RECORDS PROVIDED:

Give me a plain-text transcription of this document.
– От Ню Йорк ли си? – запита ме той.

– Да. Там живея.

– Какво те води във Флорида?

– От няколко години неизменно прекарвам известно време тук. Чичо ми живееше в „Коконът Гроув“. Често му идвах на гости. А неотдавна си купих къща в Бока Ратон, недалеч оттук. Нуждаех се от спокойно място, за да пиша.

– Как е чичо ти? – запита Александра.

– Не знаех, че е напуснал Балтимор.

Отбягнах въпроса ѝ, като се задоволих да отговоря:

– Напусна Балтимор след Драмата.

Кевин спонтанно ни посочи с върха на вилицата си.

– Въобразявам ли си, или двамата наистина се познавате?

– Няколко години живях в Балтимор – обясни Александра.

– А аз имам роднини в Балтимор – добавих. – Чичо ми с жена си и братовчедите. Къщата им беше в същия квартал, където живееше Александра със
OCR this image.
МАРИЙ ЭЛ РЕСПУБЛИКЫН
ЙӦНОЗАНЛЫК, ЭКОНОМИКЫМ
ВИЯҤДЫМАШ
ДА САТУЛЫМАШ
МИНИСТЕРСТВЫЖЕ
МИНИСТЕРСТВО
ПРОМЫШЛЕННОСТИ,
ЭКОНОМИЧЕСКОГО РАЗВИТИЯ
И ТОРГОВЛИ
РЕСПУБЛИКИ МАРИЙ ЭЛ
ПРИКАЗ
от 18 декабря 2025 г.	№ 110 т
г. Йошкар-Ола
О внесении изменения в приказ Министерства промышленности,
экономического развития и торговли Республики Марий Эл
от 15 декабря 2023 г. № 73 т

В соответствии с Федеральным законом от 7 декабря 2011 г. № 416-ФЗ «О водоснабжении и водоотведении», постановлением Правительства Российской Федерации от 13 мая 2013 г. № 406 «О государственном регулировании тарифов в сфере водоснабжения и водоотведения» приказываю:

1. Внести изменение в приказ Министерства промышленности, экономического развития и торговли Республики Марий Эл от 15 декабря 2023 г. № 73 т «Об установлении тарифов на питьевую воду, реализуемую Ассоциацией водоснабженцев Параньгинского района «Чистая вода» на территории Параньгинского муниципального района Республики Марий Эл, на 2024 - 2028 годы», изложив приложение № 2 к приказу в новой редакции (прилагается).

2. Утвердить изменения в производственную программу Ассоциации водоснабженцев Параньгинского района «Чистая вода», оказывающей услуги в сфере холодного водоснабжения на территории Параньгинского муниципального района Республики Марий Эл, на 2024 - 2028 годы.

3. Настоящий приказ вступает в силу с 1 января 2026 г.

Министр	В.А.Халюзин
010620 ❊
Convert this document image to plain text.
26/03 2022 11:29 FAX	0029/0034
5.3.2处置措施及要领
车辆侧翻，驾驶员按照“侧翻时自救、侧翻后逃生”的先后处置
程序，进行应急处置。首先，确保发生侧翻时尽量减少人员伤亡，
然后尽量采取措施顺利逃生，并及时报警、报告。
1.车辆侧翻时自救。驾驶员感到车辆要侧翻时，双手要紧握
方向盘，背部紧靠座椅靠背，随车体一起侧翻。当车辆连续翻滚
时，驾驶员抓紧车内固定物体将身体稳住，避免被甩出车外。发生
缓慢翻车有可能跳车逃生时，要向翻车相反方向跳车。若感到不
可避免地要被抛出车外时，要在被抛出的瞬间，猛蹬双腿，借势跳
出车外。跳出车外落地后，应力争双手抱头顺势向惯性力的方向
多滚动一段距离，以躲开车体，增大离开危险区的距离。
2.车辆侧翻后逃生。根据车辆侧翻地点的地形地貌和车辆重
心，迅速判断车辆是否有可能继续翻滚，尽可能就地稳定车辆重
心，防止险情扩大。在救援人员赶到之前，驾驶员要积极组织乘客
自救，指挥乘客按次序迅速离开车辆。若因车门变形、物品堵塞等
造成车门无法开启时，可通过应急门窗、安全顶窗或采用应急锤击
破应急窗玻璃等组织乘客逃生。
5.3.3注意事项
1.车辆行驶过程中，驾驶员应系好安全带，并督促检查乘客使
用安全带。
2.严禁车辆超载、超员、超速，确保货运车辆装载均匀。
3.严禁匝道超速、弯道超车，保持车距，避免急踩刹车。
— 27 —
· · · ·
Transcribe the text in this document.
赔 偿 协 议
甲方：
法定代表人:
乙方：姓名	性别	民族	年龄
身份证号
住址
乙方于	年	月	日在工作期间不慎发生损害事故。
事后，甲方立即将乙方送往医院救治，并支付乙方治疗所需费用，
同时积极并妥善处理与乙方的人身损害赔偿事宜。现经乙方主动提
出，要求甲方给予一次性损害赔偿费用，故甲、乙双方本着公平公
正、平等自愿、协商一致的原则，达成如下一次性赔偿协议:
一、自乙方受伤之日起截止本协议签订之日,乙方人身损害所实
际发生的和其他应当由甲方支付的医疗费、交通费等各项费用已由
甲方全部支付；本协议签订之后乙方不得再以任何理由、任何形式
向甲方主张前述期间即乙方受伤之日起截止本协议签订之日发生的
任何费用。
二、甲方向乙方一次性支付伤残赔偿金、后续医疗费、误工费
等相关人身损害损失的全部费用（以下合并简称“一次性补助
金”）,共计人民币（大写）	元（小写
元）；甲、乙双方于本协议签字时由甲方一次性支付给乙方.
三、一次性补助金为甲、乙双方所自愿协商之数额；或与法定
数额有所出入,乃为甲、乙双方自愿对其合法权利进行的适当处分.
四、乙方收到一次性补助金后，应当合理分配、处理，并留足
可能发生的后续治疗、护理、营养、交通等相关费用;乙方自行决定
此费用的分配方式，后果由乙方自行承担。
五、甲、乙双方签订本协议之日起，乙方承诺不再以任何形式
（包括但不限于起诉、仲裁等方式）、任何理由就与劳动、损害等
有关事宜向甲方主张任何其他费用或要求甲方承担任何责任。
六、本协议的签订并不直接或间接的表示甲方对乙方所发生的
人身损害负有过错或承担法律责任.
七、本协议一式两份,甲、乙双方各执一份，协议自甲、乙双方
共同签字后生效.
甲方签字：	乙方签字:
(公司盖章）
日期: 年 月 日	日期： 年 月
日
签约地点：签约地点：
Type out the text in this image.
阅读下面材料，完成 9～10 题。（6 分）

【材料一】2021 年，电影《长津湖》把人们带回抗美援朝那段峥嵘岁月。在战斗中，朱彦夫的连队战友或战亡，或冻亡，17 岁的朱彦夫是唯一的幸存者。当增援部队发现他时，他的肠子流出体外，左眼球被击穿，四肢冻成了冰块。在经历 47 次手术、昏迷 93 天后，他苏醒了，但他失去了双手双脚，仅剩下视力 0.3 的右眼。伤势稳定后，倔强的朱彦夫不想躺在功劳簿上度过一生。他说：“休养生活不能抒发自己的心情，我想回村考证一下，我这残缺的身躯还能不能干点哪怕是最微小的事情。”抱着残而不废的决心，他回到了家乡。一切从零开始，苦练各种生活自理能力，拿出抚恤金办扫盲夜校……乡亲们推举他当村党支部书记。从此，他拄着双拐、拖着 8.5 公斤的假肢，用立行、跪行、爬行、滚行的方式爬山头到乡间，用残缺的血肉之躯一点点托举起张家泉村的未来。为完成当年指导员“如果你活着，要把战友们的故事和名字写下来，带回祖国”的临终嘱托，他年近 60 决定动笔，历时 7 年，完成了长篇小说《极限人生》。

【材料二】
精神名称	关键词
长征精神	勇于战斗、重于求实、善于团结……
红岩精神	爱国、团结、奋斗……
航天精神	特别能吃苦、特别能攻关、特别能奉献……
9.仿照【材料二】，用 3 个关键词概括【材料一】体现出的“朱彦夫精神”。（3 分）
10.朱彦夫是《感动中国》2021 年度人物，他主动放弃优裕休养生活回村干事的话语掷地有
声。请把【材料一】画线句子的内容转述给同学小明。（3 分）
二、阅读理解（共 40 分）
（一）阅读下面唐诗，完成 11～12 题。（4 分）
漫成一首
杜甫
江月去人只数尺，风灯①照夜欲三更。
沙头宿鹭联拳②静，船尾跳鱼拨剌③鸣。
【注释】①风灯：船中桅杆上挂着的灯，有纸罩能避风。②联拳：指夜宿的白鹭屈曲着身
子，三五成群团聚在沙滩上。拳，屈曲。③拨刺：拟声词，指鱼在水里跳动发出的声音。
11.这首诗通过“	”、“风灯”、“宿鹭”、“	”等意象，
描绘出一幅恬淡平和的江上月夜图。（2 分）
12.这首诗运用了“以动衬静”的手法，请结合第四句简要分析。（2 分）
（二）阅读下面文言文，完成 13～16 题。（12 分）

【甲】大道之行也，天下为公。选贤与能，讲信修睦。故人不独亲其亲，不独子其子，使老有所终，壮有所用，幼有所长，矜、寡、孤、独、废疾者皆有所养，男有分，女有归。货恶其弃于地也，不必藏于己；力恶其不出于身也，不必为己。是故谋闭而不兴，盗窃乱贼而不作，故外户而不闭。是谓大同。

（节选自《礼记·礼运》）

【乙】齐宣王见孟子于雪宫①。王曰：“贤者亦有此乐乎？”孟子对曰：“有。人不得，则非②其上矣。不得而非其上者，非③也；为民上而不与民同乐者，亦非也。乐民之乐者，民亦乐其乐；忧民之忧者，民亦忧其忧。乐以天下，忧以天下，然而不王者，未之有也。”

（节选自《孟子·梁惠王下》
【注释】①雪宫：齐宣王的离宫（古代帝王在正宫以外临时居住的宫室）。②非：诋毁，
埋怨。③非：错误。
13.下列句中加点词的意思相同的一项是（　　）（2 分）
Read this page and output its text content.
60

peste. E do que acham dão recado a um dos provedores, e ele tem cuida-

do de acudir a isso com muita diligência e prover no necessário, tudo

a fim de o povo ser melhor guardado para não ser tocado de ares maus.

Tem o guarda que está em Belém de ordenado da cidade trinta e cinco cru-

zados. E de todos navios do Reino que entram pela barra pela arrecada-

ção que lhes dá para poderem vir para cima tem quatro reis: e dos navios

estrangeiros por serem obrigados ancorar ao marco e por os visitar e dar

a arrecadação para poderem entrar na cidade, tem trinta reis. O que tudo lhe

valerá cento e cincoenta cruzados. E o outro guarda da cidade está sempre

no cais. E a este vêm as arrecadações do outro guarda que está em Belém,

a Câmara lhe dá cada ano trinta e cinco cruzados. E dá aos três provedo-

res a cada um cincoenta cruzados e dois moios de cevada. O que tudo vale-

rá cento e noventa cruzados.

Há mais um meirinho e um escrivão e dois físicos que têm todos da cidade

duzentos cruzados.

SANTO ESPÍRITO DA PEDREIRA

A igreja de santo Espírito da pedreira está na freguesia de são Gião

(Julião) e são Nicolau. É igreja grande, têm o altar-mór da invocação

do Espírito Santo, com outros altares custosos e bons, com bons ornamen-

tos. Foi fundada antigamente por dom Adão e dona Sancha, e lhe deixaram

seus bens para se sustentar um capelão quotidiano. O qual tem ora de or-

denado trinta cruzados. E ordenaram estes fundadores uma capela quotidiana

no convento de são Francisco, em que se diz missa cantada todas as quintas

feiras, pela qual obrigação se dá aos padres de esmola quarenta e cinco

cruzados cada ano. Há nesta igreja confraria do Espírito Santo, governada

WORK REQUIRED: Gather all the lines that include the word "this" and copy them out.

EXPECTED ANSWER:
Give me a plain-text transcription of this document.
OCR this image.
Convert this document image to plain text.
Transcribe the text in this document.
Type out the text in this image.
Read this page and output its text content.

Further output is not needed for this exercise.